▸ **GIVEN PROBLEM**:
Copy out each line that includes the word "What".
•••••
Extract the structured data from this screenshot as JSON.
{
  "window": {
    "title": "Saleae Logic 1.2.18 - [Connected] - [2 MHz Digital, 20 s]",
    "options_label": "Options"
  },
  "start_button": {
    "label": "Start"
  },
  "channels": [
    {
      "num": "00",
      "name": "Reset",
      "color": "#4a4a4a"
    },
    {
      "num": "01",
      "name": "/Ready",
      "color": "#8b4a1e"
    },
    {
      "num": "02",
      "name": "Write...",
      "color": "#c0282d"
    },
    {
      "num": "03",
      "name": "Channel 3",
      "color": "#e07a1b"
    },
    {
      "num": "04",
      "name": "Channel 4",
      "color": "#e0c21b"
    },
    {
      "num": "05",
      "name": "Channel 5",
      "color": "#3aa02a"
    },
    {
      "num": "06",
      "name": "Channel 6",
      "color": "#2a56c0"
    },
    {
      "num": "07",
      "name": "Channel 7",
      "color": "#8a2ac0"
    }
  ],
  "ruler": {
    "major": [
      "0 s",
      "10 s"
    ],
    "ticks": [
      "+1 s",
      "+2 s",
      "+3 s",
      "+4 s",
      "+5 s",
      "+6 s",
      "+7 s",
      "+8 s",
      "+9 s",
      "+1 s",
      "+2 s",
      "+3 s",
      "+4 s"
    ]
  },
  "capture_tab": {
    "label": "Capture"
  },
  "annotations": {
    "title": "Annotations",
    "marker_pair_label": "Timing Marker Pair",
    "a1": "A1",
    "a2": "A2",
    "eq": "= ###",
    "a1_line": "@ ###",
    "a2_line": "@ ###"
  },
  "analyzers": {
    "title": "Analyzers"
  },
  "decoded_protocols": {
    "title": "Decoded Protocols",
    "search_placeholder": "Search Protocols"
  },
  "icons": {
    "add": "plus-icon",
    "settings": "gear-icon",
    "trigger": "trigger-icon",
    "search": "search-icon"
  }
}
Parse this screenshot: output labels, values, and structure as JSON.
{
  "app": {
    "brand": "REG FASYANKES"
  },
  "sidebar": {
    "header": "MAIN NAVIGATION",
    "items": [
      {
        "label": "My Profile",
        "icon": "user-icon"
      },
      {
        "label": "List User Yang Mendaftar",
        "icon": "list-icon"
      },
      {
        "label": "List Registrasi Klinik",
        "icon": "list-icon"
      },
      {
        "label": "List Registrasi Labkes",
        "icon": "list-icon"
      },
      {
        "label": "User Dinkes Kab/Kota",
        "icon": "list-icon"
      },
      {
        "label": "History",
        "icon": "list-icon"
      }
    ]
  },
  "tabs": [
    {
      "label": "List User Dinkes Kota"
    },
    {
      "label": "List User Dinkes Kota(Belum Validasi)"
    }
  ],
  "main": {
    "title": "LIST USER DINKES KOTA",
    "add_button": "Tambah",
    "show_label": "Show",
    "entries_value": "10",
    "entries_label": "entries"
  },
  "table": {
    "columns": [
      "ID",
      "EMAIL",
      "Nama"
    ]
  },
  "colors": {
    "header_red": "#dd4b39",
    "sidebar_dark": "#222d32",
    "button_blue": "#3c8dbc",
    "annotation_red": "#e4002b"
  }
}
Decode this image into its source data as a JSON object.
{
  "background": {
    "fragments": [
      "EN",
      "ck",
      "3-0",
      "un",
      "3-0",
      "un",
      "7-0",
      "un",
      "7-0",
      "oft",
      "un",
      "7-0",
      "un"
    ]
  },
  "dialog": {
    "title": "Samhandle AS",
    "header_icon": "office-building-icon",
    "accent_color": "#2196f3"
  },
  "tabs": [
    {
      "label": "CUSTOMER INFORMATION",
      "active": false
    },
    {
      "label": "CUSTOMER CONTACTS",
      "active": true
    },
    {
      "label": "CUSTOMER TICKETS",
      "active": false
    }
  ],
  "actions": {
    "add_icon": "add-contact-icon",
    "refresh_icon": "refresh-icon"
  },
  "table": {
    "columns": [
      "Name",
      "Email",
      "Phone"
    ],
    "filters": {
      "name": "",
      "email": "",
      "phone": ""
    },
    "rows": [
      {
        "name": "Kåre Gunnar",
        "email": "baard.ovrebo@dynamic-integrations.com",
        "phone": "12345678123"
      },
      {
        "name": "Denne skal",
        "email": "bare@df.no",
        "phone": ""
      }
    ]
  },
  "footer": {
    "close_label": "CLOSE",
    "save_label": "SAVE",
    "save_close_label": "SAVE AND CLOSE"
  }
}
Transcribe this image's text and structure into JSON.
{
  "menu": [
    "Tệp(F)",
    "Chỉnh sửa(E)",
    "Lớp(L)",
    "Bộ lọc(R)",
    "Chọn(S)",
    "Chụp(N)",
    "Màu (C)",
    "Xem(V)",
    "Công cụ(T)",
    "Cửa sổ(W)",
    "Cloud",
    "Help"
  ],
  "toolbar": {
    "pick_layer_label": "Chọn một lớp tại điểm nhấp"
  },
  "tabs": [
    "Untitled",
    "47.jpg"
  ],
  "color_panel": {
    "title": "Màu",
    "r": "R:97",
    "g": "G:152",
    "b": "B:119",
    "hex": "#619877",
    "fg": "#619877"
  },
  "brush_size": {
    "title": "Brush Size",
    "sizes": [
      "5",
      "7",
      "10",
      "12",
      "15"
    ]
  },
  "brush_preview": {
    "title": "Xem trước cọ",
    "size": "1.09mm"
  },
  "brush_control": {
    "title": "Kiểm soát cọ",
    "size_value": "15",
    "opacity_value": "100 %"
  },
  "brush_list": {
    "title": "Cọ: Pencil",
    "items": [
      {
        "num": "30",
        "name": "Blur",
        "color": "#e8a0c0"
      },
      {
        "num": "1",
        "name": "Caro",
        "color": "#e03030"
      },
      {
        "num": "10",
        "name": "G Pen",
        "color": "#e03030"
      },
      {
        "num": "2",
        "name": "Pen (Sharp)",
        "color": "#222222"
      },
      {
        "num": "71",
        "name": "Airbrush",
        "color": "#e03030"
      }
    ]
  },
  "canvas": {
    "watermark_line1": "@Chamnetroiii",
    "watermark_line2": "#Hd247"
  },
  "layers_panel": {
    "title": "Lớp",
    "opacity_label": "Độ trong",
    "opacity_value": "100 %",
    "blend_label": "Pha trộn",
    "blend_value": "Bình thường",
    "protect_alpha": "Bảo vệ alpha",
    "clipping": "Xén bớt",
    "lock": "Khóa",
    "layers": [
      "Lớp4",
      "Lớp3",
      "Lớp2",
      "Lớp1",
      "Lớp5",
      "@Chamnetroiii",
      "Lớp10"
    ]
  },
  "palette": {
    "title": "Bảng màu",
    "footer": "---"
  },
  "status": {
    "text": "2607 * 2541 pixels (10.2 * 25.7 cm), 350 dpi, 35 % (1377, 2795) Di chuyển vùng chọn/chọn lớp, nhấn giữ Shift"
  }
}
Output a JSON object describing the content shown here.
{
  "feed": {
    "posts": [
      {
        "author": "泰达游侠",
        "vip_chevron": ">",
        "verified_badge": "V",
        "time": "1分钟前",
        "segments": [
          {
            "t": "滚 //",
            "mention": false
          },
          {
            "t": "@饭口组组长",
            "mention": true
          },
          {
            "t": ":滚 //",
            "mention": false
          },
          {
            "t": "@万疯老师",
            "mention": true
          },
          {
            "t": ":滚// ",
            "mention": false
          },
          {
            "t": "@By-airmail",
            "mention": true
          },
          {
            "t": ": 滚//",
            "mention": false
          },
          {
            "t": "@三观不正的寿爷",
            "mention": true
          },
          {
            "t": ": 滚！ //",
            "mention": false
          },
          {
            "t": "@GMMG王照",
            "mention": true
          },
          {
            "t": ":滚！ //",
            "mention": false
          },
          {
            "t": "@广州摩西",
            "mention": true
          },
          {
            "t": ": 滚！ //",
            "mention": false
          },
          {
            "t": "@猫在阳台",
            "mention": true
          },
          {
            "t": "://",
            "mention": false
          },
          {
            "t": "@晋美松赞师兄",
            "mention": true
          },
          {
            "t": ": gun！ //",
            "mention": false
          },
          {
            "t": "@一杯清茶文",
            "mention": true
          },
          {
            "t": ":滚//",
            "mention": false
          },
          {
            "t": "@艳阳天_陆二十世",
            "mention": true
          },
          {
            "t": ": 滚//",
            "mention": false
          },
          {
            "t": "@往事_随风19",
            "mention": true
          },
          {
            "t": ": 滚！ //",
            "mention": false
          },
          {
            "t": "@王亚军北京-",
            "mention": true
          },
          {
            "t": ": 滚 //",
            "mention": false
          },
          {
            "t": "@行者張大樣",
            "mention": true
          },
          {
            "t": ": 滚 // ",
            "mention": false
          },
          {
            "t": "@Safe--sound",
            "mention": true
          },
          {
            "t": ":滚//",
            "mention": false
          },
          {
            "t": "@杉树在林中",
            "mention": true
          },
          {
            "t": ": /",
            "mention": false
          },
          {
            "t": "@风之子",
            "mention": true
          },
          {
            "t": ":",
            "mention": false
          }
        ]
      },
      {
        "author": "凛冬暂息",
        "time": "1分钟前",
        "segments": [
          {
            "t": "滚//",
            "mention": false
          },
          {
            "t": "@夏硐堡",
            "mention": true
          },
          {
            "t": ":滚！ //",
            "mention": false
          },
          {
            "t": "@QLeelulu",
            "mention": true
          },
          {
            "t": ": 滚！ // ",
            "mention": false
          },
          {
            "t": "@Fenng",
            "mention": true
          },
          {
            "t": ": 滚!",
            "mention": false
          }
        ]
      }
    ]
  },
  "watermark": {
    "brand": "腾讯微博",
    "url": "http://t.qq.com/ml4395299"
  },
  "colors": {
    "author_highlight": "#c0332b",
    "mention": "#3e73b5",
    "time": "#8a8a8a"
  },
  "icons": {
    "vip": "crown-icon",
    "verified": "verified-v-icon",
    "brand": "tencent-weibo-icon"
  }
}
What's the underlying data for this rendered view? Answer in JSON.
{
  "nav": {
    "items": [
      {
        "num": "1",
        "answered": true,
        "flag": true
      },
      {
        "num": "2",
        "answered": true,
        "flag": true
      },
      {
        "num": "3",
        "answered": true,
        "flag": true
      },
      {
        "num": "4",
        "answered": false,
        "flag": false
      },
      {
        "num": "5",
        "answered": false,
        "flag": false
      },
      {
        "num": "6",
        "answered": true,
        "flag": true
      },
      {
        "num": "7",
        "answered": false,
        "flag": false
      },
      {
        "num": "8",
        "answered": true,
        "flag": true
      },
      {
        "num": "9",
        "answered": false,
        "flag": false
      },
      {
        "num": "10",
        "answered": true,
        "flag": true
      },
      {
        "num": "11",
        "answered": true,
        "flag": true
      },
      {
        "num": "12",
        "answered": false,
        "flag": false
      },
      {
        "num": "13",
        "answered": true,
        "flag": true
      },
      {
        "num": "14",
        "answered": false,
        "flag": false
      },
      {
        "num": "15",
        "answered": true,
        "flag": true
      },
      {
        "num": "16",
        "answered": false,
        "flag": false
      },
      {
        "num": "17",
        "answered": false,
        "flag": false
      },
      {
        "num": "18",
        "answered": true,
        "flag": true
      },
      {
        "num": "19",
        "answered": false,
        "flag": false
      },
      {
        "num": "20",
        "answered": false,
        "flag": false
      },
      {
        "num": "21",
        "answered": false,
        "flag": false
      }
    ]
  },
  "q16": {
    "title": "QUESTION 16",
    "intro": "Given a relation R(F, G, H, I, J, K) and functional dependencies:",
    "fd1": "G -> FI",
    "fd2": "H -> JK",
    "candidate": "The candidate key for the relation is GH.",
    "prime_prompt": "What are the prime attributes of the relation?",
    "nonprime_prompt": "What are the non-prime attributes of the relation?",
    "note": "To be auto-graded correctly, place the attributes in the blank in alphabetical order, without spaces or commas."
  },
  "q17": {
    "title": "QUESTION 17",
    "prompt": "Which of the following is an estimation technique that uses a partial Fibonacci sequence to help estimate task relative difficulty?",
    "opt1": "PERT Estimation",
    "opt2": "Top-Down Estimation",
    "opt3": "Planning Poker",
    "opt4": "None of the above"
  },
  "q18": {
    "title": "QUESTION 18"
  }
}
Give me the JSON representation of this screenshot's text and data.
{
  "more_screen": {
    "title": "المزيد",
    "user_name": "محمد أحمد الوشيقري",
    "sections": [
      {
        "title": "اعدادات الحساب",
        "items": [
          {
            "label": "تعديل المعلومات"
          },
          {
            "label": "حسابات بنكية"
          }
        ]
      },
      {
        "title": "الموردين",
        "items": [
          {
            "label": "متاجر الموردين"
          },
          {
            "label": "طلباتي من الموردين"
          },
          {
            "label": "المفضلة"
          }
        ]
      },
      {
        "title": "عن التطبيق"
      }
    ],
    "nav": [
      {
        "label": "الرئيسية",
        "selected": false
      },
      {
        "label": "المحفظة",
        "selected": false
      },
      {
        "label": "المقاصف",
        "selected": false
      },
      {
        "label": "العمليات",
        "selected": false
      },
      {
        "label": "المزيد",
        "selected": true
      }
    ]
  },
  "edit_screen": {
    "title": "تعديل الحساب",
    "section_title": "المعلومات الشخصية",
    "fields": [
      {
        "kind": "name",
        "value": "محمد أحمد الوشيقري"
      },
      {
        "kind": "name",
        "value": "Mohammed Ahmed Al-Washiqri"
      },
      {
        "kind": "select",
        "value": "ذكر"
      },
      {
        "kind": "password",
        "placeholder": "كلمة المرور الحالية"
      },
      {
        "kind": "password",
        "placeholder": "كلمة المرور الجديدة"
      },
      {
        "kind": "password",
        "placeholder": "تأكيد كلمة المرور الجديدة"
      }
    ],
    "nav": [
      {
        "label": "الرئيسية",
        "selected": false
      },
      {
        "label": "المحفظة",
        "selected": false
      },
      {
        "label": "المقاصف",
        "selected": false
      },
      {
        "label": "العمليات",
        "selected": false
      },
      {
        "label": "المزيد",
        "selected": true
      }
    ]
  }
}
•••••
▸ **REPLY**:
What's the underlying data for this rendered view? Answer in JSON.
    "prime_prompt": "What are the prime attributes of the relation?",
    "nonprime_prompt": "What are the non-prime attributes of the relation?",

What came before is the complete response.